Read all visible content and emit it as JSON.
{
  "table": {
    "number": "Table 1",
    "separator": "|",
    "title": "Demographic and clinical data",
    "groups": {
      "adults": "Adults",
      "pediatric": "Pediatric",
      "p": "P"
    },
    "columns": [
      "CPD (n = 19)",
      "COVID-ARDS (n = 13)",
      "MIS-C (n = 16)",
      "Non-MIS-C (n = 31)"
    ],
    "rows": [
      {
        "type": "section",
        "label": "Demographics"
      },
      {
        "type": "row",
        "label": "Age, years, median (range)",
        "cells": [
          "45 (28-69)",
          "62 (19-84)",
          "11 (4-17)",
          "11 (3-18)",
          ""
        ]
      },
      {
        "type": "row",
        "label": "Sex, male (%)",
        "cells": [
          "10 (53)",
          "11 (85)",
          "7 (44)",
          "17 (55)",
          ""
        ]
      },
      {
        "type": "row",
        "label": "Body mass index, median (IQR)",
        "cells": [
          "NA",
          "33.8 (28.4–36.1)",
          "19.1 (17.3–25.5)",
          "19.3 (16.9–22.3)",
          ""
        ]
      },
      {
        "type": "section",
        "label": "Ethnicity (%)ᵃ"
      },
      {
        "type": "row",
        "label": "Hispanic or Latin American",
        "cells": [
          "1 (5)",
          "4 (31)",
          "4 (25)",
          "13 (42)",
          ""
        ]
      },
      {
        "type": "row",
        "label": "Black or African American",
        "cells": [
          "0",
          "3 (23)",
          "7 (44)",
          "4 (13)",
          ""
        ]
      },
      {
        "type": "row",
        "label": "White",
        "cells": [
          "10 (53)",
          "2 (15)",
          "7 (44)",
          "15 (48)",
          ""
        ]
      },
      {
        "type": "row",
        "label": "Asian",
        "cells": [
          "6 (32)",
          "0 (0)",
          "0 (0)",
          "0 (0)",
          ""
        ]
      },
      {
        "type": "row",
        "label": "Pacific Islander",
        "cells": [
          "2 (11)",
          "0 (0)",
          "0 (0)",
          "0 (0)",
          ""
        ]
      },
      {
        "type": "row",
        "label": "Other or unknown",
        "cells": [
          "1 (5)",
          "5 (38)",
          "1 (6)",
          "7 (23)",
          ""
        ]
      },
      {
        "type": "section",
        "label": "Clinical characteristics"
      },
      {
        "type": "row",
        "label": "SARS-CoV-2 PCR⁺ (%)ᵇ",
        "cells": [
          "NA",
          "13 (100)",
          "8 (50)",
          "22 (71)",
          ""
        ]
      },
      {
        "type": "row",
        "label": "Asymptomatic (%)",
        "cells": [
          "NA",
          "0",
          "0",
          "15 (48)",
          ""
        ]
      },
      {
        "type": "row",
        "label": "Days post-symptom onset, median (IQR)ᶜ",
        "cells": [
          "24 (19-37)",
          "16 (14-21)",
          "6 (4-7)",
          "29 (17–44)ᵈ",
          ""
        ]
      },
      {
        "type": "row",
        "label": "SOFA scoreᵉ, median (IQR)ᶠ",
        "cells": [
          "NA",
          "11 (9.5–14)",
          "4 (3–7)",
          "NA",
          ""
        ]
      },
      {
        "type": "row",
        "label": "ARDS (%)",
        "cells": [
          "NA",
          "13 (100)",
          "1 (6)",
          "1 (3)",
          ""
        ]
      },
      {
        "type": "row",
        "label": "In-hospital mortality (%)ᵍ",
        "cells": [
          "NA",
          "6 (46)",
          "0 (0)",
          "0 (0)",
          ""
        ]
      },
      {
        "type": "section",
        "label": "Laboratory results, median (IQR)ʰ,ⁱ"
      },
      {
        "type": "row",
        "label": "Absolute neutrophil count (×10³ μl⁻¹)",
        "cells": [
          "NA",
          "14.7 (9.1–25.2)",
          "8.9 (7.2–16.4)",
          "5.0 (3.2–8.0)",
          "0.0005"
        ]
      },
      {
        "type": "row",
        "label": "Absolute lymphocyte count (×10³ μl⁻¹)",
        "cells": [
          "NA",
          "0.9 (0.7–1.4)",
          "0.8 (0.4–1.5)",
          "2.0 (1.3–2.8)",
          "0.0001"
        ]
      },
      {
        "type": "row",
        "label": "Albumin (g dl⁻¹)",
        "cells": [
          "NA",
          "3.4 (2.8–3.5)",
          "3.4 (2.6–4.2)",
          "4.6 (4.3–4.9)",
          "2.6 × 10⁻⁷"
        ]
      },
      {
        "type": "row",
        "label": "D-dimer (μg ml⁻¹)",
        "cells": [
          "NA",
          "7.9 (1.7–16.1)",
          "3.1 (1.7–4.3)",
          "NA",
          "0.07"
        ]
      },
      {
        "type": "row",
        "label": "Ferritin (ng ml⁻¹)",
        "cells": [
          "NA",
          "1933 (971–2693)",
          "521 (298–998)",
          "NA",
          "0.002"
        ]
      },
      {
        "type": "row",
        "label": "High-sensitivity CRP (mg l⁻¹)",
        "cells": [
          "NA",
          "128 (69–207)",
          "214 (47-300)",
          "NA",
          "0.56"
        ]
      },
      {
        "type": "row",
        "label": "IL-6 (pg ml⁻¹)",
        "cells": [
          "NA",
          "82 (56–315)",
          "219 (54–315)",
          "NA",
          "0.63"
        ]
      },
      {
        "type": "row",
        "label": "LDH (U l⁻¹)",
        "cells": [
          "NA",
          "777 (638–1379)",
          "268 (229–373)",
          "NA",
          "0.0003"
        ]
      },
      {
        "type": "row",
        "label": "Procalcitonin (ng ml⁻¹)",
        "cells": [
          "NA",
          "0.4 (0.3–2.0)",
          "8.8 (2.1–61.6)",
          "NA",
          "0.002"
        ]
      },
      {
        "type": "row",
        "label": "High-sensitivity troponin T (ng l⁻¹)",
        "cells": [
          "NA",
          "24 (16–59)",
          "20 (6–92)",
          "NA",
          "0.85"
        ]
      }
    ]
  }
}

**********

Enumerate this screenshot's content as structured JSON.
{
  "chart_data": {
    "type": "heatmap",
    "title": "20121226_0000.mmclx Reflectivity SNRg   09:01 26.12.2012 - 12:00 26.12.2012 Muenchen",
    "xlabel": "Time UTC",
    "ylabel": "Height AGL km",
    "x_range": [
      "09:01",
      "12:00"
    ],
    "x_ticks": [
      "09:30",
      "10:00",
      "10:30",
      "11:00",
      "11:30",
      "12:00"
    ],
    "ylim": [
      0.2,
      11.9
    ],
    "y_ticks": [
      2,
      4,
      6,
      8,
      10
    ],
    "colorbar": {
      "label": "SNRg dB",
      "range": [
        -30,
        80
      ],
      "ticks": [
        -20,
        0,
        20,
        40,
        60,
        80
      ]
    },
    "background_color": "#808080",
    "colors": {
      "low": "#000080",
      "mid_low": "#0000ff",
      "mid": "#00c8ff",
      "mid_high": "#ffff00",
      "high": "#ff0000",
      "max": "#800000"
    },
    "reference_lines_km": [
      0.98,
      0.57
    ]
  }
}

**********

== Short problem ==
Out of the material above, gather each line where "Absolute" appears.

== Response to the exercise ==
        "label": "Absolute neutrophil count (×10³ μl⁻¹)",
        "label": "Absolute lymphocyte count (×10³ μl⁻¹)",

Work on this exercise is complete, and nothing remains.